**SET TASK**
Which lines in the records below contain the word "οργάνων"? Copy each one out.

====================

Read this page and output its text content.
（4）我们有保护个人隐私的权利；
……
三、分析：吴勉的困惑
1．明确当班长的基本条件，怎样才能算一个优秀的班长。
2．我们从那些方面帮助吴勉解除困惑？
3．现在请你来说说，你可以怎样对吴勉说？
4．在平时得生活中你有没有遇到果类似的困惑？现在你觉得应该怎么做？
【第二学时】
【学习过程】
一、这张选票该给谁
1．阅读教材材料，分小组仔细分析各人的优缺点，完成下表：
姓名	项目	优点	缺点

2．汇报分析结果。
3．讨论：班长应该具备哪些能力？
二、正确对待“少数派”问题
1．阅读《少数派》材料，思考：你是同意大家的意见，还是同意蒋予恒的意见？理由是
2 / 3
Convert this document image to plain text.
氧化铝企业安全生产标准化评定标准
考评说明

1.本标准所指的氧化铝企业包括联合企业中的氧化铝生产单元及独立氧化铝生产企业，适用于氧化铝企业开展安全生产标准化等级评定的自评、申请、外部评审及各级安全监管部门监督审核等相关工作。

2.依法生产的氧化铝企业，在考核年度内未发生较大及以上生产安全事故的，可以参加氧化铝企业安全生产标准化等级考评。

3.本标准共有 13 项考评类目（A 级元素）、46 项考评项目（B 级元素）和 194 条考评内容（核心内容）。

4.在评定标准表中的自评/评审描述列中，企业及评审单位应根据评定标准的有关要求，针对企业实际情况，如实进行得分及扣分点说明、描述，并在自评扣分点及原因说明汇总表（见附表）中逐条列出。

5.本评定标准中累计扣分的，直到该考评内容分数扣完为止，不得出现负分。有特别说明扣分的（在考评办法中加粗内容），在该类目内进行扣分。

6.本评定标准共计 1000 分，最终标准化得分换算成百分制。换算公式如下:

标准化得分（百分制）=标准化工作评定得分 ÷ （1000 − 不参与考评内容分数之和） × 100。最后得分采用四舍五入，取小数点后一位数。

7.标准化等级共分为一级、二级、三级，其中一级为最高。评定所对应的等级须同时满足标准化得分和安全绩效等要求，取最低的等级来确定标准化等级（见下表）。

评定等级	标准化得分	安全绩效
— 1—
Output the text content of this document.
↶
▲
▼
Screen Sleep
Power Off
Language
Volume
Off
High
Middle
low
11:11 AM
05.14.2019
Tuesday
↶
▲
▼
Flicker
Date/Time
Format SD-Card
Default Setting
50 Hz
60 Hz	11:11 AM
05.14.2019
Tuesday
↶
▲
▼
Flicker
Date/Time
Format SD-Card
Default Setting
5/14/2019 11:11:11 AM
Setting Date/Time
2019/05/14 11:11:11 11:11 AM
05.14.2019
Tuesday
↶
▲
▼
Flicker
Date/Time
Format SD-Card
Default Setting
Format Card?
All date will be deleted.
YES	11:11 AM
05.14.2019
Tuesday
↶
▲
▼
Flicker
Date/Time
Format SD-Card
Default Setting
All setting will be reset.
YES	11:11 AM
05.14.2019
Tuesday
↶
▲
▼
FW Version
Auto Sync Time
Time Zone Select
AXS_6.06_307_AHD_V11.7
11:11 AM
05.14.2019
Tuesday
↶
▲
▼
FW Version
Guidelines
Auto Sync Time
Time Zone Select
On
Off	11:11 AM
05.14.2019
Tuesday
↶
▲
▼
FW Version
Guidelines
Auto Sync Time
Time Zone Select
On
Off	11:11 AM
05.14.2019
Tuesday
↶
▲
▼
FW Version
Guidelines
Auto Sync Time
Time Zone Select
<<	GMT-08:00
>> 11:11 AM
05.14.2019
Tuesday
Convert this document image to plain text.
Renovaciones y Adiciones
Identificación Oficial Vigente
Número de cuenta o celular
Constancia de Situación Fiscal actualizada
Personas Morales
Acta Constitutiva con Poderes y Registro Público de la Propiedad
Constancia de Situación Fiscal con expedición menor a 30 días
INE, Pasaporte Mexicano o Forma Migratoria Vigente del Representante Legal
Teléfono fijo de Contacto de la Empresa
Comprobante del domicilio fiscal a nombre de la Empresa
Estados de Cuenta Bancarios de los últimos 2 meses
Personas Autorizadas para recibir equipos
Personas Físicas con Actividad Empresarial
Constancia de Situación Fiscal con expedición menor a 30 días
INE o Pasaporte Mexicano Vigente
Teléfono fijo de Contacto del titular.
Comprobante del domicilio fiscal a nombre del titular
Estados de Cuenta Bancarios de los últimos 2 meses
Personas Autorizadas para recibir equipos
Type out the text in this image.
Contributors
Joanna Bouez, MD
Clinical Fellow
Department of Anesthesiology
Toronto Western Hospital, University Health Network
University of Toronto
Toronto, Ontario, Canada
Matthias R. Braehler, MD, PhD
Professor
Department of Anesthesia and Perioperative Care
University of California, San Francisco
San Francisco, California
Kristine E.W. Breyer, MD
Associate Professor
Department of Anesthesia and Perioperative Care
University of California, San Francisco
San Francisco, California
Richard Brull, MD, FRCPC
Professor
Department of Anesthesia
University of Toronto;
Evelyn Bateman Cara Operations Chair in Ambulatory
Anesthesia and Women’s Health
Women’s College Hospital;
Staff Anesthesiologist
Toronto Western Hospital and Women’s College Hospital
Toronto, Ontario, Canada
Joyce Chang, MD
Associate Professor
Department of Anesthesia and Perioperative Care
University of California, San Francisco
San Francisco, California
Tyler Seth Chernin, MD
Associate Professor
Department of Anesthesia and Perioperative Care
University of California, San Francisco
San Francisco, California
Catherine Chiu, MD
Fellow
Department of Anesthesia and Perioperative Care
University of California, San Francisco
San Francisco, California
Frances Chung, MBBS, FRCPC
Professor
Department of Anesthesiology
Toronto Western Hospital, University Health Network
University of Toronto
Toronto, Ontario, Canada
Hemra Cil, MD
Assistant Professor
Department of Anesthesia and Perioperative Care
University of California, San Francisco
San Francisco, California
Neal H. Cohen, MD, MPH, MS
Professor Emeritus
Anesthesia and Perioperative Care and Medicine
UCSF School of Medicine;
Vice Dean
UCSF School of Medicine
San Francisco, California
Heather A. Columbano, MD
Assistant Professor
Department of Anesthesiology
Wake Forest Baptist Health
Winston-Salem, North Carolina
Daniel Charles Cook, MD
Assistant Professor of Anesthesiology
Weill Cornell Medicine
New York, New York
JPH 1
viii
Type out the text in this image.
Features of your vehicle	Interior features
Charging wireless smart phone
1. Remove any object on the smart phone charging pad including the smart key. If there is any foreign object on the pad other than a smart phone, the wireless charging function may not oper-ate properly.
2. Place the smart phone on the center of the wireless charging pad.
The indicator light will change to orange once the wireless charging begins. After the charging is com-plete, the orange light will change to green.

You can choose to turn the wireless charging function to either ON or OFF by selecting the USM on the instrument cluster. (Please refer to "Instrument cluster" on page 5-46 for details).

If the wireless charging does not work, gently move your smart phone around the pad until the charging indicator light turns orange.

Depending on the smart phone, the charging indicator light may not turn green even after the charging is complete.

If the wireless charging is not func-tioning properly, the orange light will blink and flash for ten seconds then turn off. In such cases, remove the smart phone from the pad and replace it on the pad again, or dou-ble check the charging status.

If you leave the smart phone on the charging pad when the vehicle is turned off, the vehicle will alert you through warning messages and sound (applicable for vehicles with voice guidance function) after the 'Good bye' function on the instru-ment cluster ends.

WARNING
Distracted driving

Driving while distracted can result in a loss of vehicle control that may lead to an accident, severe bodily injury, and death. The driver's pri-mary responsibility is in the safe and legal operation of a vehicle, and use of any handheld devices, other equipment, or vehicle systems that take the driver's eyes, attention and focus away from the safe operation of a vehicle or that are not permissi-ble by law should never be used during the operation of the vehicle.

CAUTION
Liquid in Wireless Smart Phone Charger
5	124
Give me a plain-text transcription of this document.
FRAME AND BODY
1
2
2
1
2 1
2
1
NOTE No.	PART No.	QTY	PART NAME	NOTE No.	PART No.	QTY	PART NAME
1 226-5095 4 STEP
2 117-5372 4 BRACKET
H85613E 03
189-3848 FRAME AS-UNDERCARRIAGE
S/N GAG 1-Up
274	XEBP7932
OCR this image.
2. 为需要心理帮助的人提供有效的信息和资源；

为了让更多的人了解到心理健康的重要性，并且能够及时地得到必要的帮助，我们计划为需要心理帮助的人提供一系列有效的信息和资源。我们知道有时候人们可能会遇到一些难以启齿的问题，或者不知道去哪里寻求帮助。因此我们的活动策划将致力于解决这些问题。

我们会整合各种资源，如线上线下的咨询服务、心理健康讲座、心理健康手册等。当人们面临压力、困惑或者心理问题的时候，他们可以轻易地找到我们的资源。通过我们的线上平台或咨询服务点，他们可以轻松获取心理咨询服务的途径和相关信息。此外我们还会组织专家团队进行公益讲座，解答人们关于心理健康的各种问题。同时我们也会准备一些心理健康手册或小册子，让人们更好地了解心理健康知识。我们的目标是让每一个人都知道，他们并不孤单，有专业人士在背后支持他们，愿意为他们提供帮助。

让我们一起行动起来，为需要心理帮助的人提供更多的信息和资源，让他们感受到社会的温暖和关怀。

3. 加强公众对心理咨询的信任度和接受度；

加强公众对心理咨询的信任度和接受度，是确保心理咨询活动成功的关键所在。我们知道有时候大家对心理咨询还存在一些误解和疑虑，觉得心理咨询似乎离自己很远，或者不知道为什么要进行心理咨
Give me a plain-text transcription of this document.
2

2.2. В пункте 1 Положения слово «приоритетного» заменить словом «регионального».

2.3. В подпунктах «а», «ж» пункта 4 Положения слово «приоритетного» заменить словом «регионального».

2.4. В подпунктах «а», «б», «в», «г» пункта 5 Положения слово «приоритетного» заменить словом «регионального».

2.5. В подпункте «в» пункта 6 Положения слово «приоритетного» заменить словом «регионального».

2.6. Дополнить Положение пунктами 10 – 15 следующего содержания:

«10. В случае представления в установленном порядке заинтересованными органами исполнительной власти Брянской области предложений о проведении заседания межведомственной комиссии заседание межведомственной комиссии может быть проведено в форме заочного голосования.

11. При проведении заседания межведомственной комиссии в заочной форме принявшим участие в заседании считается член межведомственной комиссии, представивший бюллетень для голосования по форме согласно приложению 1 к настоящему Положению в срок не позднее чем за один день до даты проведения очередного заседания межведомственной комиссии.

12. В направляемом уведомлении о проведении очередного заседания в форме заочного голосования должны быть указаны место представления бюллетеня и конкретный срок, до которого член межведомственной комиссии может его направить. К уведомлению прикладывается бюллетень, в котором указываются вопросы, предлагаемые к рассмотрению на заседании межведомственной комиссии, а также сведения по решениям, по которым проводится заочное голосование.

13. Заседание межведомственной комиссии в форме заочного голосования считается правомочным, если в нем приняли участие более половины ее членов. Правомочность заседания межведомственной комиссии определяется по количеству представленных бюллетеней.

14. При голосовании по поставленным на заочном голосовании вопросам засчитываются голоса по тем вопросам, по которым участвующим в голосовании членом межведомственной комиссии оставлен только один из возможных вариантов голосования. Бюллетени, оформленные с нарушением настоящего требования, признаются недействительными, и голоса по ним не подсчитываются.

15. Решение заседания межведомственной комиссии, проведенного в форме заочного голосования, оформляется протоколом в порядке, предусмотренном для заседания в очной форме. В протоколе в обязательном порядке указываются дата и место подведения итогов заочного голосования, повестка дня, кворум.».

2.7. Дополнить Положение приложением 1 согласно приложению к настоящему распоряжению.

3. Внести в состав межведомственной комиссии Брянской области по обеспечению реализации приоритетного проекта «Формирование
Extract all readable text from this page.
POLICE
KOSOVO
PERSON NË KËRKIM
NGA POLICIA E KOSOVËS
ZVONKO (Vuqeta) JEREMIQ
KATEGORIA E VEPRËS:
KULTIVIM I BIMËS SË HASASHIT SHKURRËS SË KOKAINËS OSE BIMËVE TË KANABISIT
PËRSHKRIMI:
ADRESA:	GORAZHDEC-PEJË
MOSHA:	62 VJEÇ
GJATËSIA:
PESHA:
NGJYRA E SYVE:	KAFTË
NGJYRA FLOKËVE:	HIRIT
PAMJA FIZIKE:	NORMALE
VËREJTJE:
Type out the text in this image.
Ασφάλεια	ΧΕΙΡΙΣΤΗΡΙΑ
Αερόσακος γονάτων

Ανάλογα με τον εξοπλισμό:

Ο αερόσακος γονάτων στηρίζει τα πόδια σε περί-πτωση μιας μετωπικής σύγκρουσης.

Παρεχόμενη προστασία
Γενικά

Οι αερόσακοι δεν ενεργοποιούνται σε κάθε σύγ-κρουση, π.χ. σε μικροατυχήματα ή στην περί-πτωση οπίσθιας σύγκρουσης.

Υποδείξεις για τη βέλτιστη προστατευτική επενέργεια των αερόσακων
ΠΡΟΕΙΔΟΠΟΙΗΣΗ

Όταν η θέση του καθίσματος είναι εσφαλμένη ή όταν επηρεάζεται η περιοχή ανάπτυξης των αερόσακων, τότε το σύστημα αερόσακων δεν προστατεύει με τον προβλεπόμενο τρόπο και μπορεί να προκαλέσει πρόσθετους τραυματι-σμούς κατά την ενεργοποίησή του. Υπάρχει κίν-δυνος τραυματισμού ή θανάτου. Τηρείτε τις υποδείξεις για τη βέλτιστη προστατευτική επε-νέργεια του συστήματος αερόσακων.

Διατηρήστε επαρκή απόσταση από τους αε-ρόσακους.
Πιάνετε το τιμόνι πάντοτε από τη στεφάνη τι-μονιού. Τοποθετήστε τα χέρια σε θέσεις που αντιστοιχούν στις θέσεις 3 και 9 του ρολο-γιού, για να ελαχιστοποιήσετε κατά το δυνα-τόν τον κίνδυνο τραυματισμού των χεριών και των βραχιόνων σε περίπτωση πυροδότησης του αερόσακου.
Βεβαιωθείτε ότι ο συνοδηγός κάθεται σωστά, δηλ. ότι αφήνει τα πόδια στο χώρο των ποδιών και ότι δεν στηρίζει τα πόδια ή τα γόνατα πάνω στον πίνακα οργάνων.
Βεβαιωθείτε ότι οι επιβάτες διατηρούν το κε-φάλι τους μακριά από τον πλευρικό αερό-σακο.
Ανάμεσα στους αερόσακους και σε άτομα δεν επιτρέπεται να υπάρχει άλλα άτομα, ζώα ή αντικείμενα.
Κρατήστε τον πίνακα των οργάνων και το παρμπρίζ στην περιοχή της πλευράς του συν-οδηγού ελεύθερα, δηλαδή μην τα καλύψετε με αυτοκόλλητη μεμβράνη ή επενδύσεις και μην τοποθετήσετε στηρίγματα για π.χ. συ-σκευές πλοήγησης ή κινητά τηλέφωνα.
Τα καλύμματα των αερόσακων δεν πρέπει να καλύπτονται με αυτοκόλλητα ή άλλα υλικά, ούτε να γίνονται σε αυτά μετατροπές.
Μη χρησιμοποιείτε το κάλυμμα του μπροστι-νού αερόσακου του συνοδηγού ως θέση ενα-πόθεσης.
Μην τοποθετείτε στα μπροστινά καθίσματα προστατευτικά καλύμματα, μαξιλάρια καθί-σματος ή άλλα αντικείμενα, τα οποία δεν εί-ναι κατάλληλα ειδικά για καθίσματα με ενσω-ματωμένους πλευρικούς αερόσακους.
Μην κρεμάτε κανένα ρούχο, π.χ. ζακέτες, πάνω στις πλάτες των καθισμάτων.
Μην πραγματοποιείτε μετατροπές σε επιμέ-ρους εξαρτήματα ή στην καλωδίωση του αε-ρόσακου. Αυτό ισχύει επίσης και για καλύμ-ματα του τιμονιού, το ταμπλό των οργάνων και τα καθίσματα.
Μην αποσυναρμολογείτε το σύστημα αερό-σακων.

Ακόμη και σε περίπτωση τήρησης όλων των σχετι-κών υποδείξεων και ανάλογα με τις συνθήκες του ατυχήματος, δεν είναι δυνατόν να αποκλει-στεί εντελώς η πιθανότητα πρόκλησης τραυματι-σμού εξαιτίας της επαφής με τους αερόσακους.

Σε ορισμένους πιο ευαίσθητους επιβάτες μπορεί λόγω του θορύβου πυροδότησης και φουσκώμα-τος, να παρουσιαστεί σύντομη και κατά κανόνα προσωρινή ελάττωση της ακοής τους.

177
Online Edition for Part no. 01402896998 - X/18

====================

**REPLY**
Βεβαιωθείτε ότι ο συνοδηγός κάθεται σωστά, δηλ. ότι αφήνει τα πόδια στο χώρο των ποδιών και ότι δεν στηρίζει τα πόδια ή τα γόνατα πάνω στον πίνακα οργάνων.
Κρατήστε τον πίνακα των οργάνων και το παρμπρίζ στην περιοχή της πλευράς του συν-οδηγού ελεύθερα, δηλαδή μην τα καλύψετε με αυτοκόλλητη μεμβράνη ή επενδύσεις και μην τοποθετήσετε στηρίγματα για π.χ. συ-σκευές πλοήγησης ή κινητά τηλέφωνα.
Μην πραγματοποιείτε μετατροπές σε επιμέ-ρους εξαρτήματα ή στην καλωδίωση του αε-ρόσακου. Αυτό ισχύει επίσης και για καλύμ-ματα του τιμονιού, το ταμπλό των οργάνων και τα καθίσματα.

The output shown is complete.